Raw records
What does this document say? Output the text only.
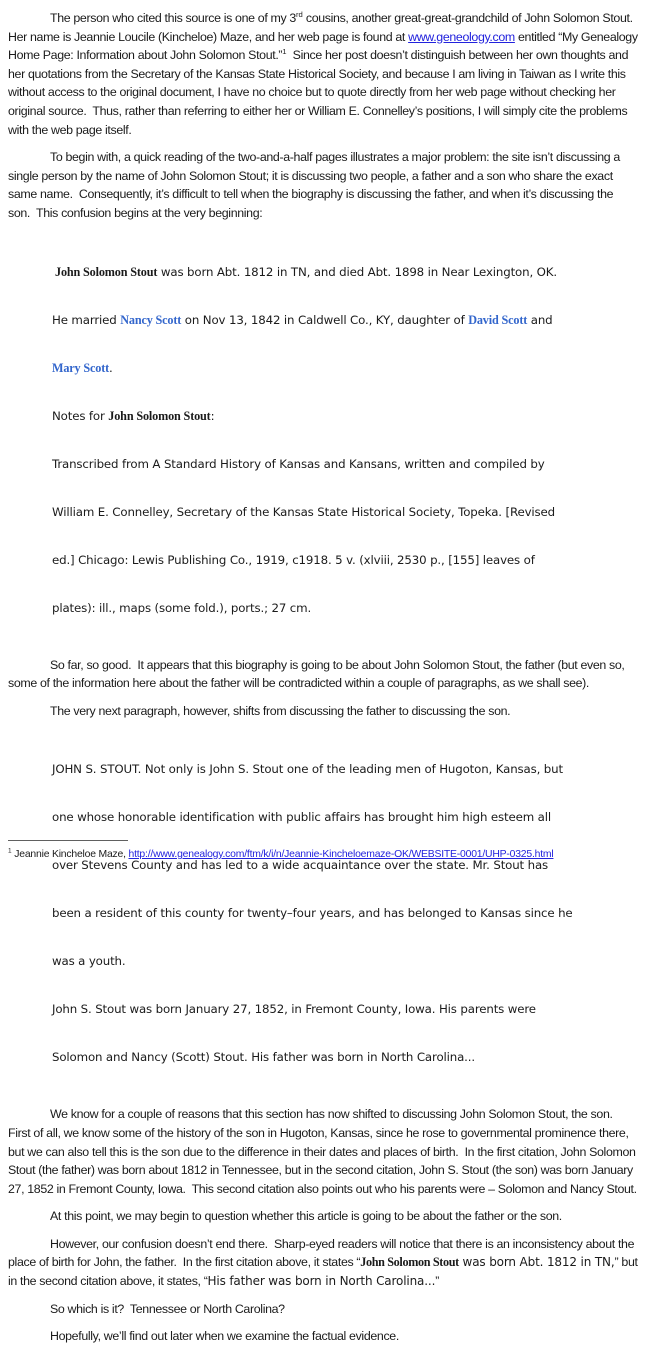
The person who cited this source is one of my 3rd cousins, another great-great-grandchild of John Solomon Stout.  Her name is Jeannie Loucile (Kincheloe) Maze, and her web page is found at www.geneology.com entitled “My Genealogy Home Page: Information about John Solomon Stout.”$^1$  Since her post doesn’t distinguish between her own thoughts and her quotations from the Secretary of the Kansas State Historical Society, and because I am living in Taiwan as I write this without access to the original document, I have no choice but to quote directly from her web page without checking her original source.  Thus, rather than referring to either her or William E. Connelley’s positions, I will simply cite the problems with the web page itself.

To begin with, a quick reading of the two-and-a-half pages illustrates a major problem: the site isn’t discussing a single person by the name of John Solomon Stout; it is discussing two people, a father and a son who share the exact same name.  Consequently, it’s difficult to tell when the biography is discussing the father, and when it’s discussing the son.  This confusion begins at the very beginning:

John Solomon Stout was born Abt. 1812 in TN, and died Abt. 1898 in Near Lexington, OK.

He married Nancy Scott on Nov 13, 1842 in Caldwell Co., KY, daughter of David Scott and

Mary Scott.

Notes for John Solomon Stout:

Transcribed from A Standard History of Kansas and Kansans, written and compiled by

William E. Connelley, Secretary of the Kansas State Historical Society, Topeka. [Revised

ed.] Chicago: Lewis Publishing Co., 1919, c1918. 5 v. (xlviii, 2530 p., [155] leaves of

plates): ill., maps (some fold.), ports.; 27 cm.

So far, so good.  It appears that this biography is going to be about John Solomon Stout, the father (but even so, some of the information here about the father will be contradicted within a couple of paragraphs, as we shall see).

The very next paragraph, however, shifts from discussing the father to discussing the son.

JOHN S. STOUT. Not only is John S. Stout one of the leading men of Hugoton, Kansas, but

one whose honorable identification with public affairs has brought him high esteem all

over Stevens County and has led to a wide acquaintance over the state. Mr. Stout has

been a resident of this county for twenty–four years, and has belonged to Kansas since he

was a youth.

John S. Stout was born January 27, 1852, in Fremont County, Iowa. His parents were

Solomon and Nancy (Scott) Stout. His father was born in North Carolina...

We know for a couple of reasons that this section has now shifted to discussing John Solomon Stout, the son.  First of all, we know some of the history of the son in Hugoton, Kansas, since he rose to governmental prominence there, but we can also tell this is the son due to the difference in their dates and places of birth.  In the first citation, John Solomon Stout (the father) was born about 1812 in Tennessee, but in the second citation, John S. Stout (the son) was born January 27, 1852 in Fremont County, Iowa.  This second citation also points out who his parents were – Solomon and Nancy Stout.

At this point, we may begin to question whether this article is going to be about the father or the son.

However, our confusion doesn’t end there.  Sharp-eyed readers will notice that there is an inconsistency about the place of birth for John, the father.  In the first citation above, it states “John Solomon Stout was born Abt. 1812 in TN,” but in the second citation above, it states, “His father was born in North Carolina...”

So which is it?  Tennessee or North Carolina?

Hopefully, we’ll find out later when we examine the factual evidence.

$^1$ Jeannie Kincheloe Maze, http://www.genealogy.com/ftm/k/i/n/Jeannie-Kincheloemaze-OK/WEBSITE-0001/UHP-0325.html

---

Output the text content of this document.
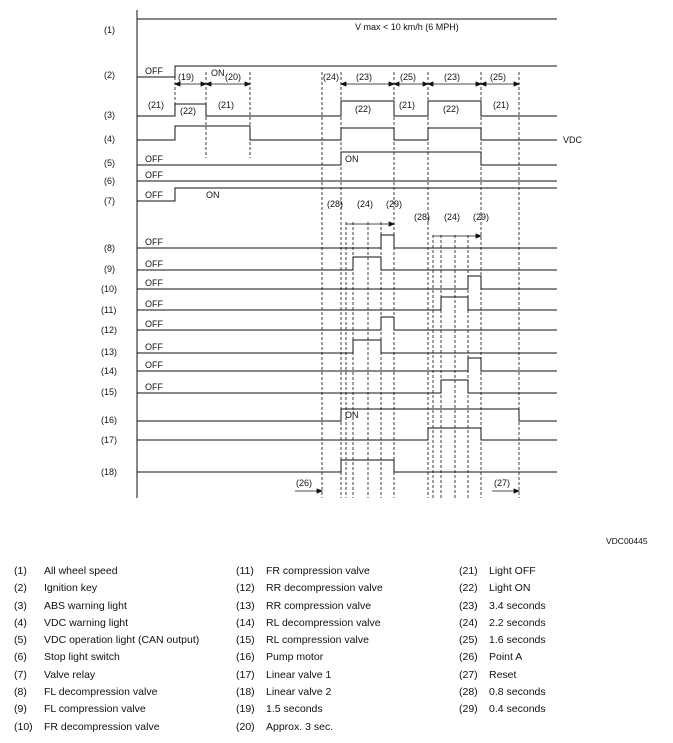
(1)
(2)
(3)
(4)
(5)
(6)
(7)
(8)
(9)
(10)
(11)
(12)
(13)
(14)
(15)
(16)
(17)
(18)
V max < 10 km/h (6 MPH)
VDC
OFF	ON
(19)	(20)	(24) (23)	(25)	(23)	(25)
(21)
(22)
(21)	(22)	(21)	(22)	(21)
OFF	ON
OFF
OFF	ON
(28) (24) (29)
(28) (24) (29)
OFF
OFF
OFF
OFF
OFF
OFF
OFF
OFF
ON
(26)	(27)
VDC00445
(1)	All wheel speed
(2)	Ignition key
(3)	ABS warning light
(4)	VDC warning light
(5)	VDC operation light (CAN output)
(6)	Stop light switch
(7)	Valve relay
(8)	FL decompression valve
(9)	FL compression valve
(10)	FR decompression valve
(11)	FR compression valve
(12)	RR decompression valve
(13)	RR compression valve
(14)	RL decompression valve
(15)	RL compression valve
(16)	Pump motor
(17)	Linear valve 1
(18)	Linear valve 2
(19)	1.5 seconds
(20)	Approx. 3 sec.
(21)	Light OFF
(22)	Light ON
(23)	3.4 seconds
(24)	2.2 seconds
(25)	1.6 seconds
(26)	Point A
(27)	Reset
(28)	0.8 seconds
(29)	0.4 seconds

■ Brief
From the material above, gather all lines that include the string "person" and copy them.

■ Answer for the task
The person who cited this source is one of my 3rd cousins, another great-great-grandchild of John Solomon Stout.  Her name is Jeannie Loucile (Kincheloe) Maze, and her web page is found at www.geneology.com entitled “My Genealogy Home Page: Information about John Solomon Stout.”$^1$  Since her post doesn’t distinguish between her own thoughts and her quotations from the Secretary of the Kansas State Historical Society, and because I am living in Taiwan as I write this without access to the original document, I have no choice but to quote directly from her web page without checking her original source.  Thus, rather than referring to either her or William E. Connelley’s positions, I will simply cite the problems with the web page itself.
To begin with, a quick reading of the two-and-a-half pages illustrates a major problem: the site isn’t discussing a single person by the name of John Solomon Stout; it is discussing two people, a father and a son who share the exact same name.  Consequently, it’s difficult to tell when the biography is discussing the father, and when it’s discussing the son.  This confusion begins at the very beginning:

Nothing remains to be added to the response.